The exercise asks for every line of the data to be reproduced exactly.

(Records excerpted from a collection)
● ● ● ● ●
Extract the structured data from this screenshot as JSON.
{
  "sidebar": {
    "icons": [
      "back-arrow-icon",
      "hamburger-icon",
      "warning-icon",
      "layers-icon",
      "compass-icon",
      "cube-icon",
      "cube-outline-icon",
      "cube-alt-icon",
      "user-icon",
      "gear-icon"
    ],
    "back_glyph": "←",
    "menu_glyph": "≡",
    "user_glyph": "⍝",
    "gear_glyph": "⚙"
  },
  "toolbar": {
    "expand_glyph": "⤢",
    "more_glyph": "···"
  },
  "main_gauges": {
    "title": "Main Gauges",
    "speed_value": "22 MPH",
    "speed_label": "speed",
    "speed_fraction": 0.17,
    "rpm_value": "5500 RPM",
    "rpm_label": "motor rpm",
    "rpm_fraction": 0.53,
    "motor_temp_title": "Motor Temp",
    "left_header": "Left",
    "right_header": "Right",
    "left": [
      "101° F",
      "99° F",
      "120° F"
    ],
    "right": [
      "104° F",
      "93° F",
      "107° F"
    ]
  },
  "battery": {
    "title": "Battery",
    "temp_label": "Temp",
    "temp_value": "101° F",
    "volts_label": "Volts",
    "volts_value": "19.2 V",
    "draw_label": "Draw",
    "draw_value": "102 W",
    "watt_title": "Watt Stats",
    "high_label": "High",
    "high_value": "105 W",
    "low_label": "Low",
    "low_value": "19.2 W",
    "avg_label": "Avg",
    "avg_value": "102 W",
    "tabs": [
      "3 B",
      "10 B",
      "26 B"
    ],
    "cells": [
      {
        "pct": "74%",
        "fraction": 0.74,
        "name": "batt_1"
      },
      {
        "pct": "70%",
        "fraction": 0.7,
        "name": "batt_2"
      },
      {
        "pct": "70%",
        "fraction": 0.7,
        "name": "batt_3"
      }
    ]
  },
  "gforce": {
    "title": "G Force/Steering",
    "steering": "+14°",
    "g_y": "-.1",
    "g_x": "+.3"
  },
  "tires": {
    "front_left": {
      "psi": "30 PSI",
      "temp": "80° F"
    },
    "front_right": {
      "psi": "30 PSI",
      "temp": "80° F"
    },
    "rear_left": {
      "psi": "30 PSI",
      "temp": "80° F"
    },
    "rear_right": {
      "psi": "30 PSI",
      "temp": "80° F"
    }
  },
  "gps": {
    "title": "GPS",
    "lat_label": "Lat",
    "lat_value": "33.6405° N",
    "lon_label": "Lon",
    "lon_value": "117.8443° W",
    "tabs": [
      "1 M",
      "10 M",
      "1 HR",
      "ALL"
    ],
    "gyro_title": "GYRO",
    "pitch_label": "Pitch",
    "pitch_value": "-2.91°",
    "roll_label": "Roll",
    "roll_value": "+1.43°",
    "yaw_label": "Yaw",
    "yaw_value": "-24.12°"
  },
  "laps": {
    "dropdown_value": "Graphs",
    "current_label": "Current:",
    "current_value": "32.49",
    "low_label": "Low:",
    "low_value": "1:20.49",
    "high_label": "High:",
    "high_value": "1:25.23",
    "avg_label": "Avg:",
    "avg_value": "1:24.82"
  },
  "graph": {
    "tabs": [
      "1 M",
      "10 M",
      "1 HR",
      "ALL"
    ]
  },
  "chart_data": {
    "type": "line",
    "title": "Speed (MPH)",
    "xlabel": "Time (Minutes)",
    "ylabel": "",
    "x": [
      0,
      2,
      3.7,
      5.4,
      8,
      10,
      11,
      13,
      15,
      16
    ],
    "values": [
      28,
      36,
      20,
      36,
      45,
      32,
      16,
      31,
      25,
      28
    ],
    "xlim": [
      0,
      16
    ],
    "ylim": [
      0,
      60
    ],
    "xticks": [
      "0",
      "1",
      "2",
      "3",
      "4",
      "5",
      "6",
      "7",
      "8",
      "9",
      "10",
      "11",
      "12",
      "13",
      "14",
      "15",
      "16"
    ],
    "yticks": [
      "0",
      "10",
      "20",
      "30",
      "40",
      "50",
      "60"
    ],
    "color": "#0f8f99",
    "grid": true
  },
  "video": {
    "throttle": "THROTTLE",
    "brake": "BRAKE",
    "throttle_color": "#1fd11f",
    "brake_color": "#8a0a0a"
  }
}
● ● ● ● ●
EXERCISE ANSWER:
Extract the structured data from this screenshot as JSON.
{
  "sidebar": {
    "icons": [
      "back-arrow-icon",
      "hamburger-icon",
      "warning-icon",
      "layers-icon",
      "compass-icon",
      "cube-icon",
      "cube-outline-icon",
      "cube-alt-icon",
      "user-icon",
      "gear-icon"
    ],
    "back_glyph": "←",
    "menu_glyph": "≡",
    "user_glyph": "⍝",
    "gear_glyph": "⚙"
  },
  "toolbar": {
    "expand_glyph": "⤢",
    "more_glyph": "···"
  },
  "main_gauges": {
    "title": "Main Gauges",
    "speed_value": "22 MPH",
    "speed_label": "speed",
    "speed_fraction": 0.17,
    "rpm_value": "5500 RPM",
    "rpm_label": "motor rpm",
    "rpm_fraction": 0.53,
    "motor_temp_title": "Motor Temp",
    "left_header": "Left",
    "right_header": "Right",
    "left": [
      "101° F",
      "99° F",
      "120° F"
    ],
    "right": [
      "104° F",
      "93° F",
      "107° F"
    ]
  },
  "battery": {
    "title": "Battery",
    "temp_label": "Temp",
    "temp_value": "101° F",
    "volts_label": "Volts",
    "volts_value": "19.2 V",
    "draw_label": "Draw",
    "draw_value": "102 W",
    "watt_title": "Watt Stats",
    "high_label": "High",
    "high_value": "105 W",
    "low_label": "Low",
    "low_value": "19.2 W",
    "avg_label": "Avg",
    "avg_value": "102 W",
    "tabs": [
      "3 B",
      "10 B",
      "26 B"
    ],
    "cells": [
      {
        "pct": "74%",
        "fraction": 0.74,
        "name": "batt_1"
      },
      {
        "pct": "70%",
        "fraction": 0.7,
        "name": "batt_2"
      },
      {
        "pct": "70%",
        "fraction": 0.7,
        "name": "batt_3"
      }
    ]
  },
  "gforce": {
    "title": "G Force/Steering",
    "steering": "+14°",
    "g_y": "-.1",
    "g_x": "+.3"
  },
  "tires": {
    "front_left": {
      "psi": "30 PSI",
      "temp": "80° F"
    },
    "front_right": {
      "psi": "30 PSI",
      "temp": "80° F"
    },
    "rear_left": {
      "psi": "30 PSI",
      "temp": "80° F"
    },
    "rear_right": {
      "psi": "30 PSI",
      "temp": "80° F"
    }
  },
  "gps": {
    "title": "GPS",
    "lat_label": "Lat",
    "lat_value": "33.6405° N",
    "lon_label": "Lon",
    "lon_value": "117.8443° W",
    "tabs": [
      "1 M",
      "10 M",
      "1 HR",
      "ALL"
    ],
    "gyro_title": "GYRO",
    "pitch_label": "Pitch",
    "pitch_value": "-2.91°",
    "roll_label": "Roll",
    "roll_value": "+1.43°",
    "yaw_label": "Yaw",
    "yaw_value": "-24.12°"
  },
  "laps": {
    "dropdown_value": "Graphs",
    "current_label": "Current:",
    "current_value": "32.49",
    "low_label": "Low:",
    "low_value": "1:20.49",
    "high_label": "High:",
    "high_value": "1:25.23",
    "avg_label": "Avg:",
    "avg_value": "1:24.82"
  },
  "graph": {
    "tabs": [
      "1 M",
      "10 M",
      "1 HR",
      "ALL"
    ]
  },
  "chart_data": {
    "type": "line",
    "title": "Speed (MPH)",
    "xlabel": "Time (Minutes)",
    "ylabel": "",
    "x": [
      0,
      2,
      3.7,
      5.4,
      8,
      10,
      11,
      13,
      15,
      16
    ],
    "values": [
      28,
      36,
      20,
      36,
      45,
      32,
      16,
      31,
      25,
      28
    ],
    "xlim": [
      0,
      16
    ],
    "ylim": [
      0,
      60
    ],
    "xticks": [
      "0",
      "1",
      "2",
      "3",
      "4",
      "5",
      "6",
      "7",
      "8",
      "9",
      "10",
      "11",
      "12",
      "13",
      "14",
      "15",
      "16"
    ],
    "yticks": [
      "0",
      "10",
      "20",
      "30",
      "40",
      "50",
      "60"
    ],
    "color": "#0f8f99",
    "grid": true
  },
  "video": {
    "throttle": "THROTTLE",
    "brake": "BRAKE",
    "throttle_color": "#1fd11f",
    "brake_color": "#8a0a0a"
  }
}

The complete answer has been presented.